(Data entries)
*****
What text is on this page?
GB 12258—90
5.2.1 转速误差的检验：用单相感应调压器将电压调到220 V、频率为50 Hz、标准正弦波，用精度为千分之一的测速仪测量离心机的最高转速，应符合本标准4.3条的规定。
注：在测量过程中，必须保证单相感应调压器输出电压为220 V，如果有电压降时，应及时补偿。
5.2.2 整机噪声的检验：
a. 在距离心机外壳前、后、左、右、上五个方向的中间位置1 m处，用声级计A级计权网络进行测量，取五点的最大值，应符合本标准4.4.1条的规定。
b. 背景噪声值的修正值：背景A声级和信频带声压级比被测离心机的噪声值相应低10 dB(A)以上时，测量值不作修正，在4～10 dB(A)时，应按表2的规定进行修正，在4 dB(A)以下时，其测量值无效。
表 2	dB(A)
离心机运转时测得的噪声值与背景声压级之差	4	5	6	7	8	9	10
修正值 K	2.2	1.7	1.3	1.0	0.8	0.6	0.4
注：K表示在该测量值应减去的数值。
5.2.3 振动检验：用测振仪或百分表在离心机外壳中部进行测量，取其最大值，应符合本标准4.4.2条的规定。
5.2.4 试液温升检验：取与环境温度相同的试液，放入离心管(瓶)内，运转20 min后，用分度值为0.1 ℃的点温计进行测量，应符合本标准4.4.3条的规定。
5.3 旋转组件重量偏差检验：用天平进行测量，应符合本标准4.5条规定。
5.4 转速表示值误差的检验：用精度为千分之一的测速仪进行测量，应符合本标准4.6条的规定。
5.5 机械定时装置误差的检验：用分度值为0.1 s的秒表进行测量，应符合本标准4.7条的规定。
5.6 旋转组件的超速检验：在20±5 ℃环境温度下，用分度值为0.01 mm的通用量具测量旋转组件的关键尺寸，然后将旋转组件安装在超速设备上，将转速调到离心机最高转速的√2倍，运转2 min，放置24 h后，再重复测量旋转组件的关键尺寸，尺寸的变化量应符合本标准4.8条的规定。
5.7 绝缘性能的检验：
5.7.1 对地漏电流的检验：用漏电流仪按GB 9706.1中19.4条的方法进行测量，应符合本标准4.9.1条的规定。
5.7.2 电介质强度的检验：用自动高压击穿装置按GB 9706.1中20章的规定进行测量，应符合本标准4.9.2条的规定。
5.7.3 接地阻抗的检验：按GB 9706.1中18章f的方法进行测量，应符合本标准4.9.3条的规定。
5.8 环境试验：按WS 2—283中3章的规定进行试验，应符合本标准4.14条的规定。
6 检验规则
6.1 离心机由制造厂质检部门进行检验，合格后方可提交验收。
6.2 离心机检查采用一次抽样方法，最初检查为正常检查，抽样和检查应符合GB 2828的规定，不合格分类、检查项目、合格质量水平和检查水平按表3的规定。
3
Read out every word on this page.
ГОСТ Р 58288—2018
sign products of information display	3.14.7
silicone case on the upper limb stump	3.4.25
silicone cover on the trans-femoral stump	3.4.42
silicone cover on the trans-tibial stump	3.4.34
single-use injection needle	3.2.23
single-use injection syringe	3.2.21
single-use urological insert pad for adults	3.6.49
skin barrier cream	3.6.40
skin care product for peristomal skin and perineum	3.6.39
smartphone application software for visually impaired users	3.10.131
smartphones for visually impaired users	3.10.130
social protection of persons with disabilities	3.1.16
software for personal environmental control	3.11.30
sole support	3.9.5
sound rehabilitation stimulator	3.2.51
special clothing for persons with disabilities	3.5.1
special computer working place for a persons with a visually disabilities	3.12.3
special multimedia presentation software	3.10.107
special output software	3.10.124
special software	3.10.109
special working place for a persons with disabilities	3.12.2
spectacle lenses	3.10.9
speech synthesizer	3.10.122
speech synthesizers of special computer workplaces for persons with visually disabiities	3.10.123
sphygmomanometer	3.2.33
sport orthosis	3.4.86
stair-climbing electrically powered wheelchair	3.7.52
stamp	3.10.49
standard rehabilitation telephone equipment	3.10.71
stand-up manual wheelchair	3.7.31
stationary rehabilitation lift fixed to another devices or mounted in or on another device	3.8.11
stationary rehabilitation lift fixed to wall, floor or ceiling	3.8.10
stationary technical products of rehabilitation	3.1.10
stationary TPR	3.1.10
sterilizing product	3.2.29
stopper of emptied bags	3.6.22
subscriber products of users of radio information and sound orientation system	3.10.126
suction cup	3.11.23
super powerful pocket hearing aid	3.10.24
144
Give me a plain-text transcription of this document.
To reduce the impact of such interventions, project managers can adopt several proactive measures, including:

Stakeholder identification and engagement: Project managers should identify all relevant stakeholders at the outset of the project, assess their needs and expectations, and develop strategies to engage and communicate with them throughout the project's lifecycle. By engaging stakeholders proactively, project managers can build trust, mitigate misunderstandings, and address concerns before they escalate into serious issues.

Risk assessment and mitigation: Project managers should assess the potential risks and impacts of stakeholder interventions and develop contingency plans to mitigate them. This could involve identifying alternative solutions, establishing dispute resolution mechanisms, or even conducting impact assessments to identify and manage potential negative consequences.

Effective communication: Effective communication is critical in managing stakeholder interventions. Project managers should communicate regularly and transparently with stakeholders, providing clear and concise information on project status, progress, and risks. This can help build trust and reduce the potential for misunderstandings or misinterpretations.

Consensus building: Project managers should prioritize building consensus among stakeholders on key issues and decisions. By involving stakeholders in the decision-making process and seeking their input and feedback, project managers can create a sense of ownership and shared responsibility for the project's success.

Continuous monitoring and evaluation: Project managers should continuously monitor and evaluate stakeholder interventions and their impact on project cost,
*****
• WORK INSTRUCTIONS:
Determine how many lines of the records above contain the word "identify", and report only that number.

• RESPONSE TO THE TASK:
2